* Start *

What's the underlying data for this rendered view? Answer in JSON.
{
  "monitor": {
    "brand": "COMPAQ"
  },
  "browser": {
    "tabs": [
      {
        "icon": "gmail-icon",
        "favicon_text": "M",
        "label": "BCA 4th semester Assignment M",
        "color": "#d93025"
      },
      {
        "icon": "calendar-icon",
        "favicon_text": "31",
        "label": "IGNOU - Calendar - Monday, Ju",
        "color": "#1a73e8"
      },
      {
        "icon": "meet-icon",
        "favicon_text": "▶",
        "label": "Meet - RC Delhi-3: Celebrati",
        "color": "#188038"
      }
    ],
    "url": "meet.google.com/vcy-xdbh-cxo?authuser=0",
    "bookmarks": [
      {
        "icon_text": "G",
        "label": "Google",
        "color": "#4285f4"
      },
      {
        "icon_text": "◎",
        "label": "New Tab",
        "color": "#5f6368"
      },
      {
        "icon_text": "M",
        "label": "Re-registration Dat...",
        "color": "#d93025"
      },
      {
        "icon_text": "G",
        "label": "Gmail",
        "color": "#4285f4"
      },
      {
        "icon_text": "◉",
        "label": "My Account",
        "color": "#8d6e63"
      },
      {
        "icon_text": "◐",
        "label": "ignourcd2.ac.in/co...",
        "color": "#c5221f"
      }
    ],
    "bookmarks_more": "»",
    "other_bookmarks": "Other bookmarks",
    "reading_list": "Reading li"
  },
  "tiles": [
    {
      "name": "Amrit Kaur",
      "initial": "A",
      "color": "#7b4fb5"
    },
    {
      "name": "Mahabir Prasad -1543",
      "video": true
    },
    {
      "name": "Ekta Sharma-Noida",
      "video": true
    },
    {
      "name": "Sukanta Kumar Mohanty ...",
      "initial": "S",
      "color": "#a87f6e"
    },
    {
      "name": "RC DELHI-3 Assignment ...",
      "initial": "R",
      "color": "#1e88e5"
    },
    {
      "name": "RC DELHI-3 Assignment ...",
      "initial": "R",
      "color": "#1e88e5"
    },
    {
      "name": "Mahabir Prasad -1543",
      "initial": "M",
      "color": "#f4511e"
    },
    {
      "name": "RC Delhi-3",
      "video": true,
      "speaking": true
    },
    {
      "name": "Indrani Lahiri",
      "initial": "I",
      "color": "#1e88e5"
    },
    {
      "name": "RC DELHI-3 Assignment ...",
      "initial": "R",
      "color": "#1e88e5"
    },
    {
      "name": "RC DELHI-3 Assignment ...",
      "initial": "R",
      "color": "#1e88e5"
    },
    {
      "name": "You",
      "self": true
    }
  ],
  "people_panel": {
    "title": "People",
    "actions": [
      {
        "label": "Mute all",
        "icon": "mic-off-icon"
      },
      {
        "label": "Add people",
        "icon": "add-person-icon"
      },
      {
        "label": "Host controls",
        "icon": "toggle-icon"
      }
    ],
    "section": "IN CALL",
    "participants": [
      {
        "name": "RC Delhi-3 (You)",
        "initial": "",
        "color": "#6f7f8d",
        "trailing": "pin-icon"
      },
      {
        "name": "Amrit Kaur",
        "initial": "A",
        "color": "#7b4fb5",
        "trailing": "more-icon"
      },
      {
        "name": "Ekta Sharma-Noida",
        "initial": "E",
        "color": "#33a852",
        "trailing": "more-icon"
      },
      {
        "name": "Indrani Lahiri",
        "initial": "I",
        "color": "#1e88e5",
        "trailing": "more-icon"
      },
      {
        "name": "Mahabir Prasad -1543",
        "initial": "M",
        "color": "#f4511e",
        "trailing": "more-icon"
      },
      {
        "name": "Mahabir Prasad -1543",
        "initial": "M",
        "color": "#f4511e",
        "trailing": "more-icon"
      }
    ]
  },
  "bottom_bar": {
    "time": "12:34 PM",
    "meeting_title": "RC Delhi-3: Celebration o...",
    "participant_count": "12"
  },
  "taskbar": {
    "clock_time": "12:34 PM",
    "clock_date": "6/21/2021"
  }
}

* End *

Task: Write the listing out again, exactly as it reads.

Correct result:
What's the underlying data for this rendered view? Answer in JSON.
{
  "monitor": {
    "brand": "COMPAQ"
  },
  "browser": {
    "tabs": [
      {
        "icon": "gmail-icon",
        "favicon_text": "M",
        "label": "BCA 4th semester Assignment M",
        "color": "#d93025"
      },
      {
        "icon": "calendar-icon",
        "favicon_text": "31",
        "label": "IGNOU - Calendar - Monday, Ju",
        "color": "#1a73e8"
      },
      {
        "icon": "meet-icon",
        "favicon_text": "▶",
        "label": "Meet - RC Delhi-3: Celebrati",
        "color": "#188038"
      }
    ],
    "url": "meet.google.com/vcy-xdbh-cxo?authuser=0",
    "bookmarks": [
      {
        "icon_text": "G",
        "label": "Google",
        "color": "#4285f4"
      },
      {
        "icon_text": "◎",
        "label": "New Tab",
        "color": "#5f6368"
      },
      {
        "icon_text": "M",
        "label": "Re-registration Dat...",
        "color": "#d93025"
      },
      {
        "icon_text": "G",
        "label": "Gmail",
        "color": "#4285f4"
      },
      {
        "icon_text": "◉",
        "label": "My Account",
        "color": "#8d6e63"
      },
      {
        "icon_text": "◐",
        "label": "ignourcd2.ac.in/co...",
        "color": "#c5221f"
      }
    ],
    "bookmarks_more": "»",
    "other_bookmarks": "Other bookmarks",
    "reading_list": "Reading li"
  },
  "tiles": [
    {
      "name": "Amrit Kaur",
      "initial": "A",
      "color": "#7b4fb5"
    },
    {
      "name": "Mahabir Prasad -1543",
      "video": true
    },
    {
      "name": "Ekta Sharma-Noida",
      "video": true
    },
    {
      "name": "Sukanta Kumar Mohanty ...",
      "initial": "S",
      "color": "#a87f6e"
    },
    {
      "name": "RC DELHI-3 Assignment ...",
      "initial": "R",
      "color": "#1e88e5"
    },
    {
      "name": "RC DELHI-3 Assignment ...",
      "initial": "R",
      "color": "#1e88e5"
    },
    {
      "name": "Mahabir Prasad -1543",
      "initial": "M",
      "color": "#f4511e"
    },
    {
      "name": "RC Delhi-3",
      "video": true,
      "speaking": true
    },
    {
      "name": "Indrani Lahiri",
      "initial": "I",
      "color": "#1e88e5"
    },
    {
      "name": "RC DELHI-3 Assignment ...",
      "initial": "R",
      "color": "#1e88e5"
    },
    {
      "name": "RC DELHI-3 Assignment ...",
      "initial": "R",
      "color": "#1e88e5"
    },
    {
      "name": "You",
      "self": true
    }
  ],
  "people_panel": {
    "title": "People",
    "actions": [
      {
        "label": "Mute all",
        "icon": "mic-off-icon"
      },
      {
        "label": "Add people",
        "icon": "add-person-icon"
      },
      {
        "label": "Host controls",
        "icon": "toggle-icon"
      }
    ],
    "section": "IN CALL",
    "participants": [
      {
        "name": "RC Delhi-3 (You)",
        "initial": "",
        "color": "#6f7f8d",
        "trailing": "pin-icon"
      },
      {
        "name": "Amrit Kaur",
        "initial": "A",
        "color": "#7b4fb5",
        "trailing": "more-icon"
      },
      {
        "name": "Ekta Sharma-Noida",
        "initial": "E",
        "color": "#33a852",
        "trailing": "more-icon"
      },
      {
        "name": "Indrani Lahiri",
        "initial": "I",
        "color": "#1e88e5",
        "trailing": "more-icon"
      },
      {
        "name": "Mahabir Prasad -1543",
        "initial": "M",
        "color": "#f4511e",
        "trailing": "more-icon"
      },
      {
        "name": "Mahabir Prasad -1543",
        "initial": "M",
        "color": "#f4511e",
        "trailing": "more-icon"
      }
    ]
  },
  "bottom_bar": {
    "time": "12:34 PM",
    "meeting_title": "RC Delhi-3: Celebration o...",
    "participant_count": "12"
  },
  "taskbar": {
    "clock_time": "12:34 PM",
    "clock_date": "6/21/2021"
  }
}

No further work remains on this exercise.